What the task asks
Carry none of the pictures over; write out the complete data exactly.

======== Supplied material ========

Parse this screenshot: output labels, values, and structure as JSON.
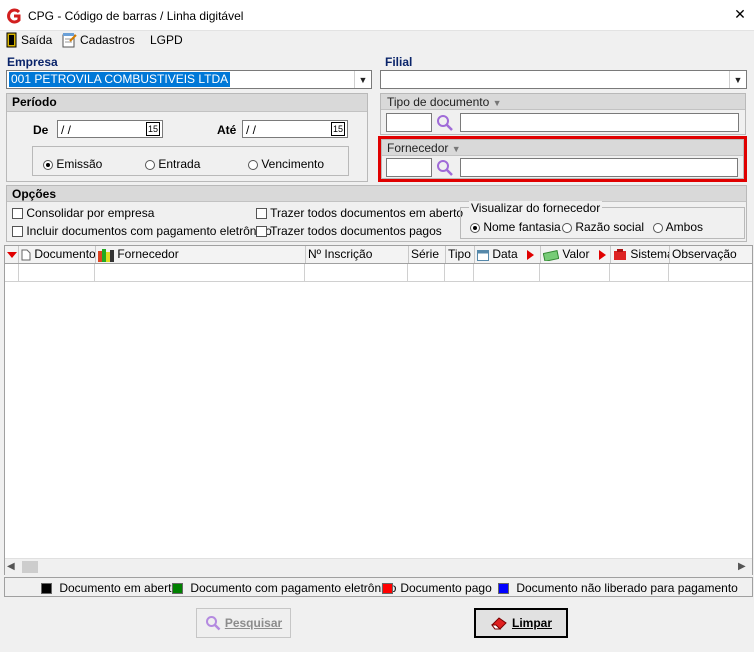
{
  "window": {
    "title": "CPG - Código de barras / Linha digitável"
  },
  "toolbar": {
    "exit_label": "Saída",
    "registers_label": "Cadastros",
    "lgpd_label": "LGPD"
  },
  "empresa": {
    "label": "Empresa",
    "value": "001 PETROVILA COMBUSTIVEIS LTDA"
  },
  "filial": {
    "label": "Filial",
    "value": ""
  },
  "periodo": {
    "title": "Período",
    "de_label": "De",
    "de_value": " / /",
    "ate_label": "Até",
    "ate_value": " / /",
    "calendar_label": "15",
    "radios": [
      "Emissão",
      "Entrada",
      "Vencimento"
    ],
    "selected": "Emissão"
  },
  "tipo_documento": {
    "label": "Tipo de documento",
    "code": "",
    "description": ""
  },
  "fornecedor": {
    "label": "Fornecedor",
    "code": "",
    "description": ""
  },
  "opcoes": {
    "title": "Opções",
    "checks": [
      "Consolidar por empresa",
      "Incluir documentos com pagamento eletrônico",
      "Trazer todos documentos em aberto",
      "Trazer todos documentos pagos"
    ],
    "visualizar": {
      "title": "Visualizar do fornecedor",
      "options": [
        "Nome fantasia",
        "Razão social",
        "Ambos"
      ],
      "selected": "Nome fantasia"
    }
  },
  "grid": {
    "columns": [
      "Documento",
      "Fornecedor",
      "Nº Inscrição",
      "Série",
      "Tipo",
      "Data",
      "Valor",
      "Sistema",
      "Observação"
    ]
  },
  "legend": [
    {
      "label": "Documento em aberto",
      "color": "#000000"
    },
    {
      "label": "Documento com pagamento eletrônico",
      "color": "#008000"
    },
    {
      "label": "Documento pago",
      "color": "#ff0000"
    },
    {
      "label": "Documento não liberado para pagamento",
      "color": "#0000ff"
    }
  ],
  "buttons": {
    "search_label": "Pesquisar",
    "clear_label": "Limpar"
  },
  "colors": {
    "accent": "#0078d7",
    "highlight_border": "#e00000",
    "label_blue": "#0a246a"
  }
}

========

Solution below
Parse this screenshot: output labels, values, and structure as JSON.
{
  "window": {
    "title": "CPG - Código de barras / Linha digitável"
  },
  "toolbar": {
    "exit_label": "Saída",
    "registers_label": "Cadastros",
    "lgpd_label": "LGPD"
  },
  "empresa": {
    "label": "Empresa",
    "value": "001 PETROVILA COMBUSTIVEIS LTDA"
  },
  "filial": {
    "label": "Filial",
    "value": ""
  },
  "periodo": {
    "title": "Período",
    "de_label": "De",
    "de_value": " / /",
    "ate_label": "Até",
    "ate_value": " / /",
    "calendar_label": "15",
    "radios": [
      "Emissão",
      "Entrada",
      "Vencimento"
    ],
    "selected": "Emissão"
  },
  "tipo_documento": {
    "label": "Tipo de documento",
    "code": "",
    "description": ""
  },
  "fornecedor": {
    "label": "Fornecedor",
    "code": "",
    "description": ""
  },
  "opcoes": {
    "title": "Opções",
    "checks": [
      "Consolidar por empresa",
      "Incluir documentos com pagamento eletrônico",
      "Trazer todos documentos em aberto",
      "Trazer todos documentos pagos"
    ],
    "visualizar": {
      "title": "Visualizar do fornecedor",
      "options": [
        "Nome fantasia",
        "Razão social",
        "Ambos"
      ],
      "selected": "Nome fantasia"
    }
  },
  "grid": {
    "columns": [
      "Documento",
      "Fornecedor",
      "Nº Inscrição",
      "Série",
      "Tipo",
      "Data",
      "Valor",
      "Sistema",
      "Observação"
    ]
  },
  "legend": [
    {
      "label": "Documento em aberto",
      "color": "#000000"
    },
    {
      "label": "Documento com pagamento eletrônico",
      "color": "#008000"
    },
    {
      "label": "Documento pago",
      "color": "#ff0000"
    },
    {
      "label": "Documento não liberado para pagamento",
      "color": "#0000ff"
    }
  ],
  "buttons": {
    "search_label": "Pesquisar",
    "clear_label": "Limpar"
  },
  "colors": {
    "accent": "#0078d7",
    "highlight_border": "#e00000",
    "label_blue": "#0a246a"
  }
}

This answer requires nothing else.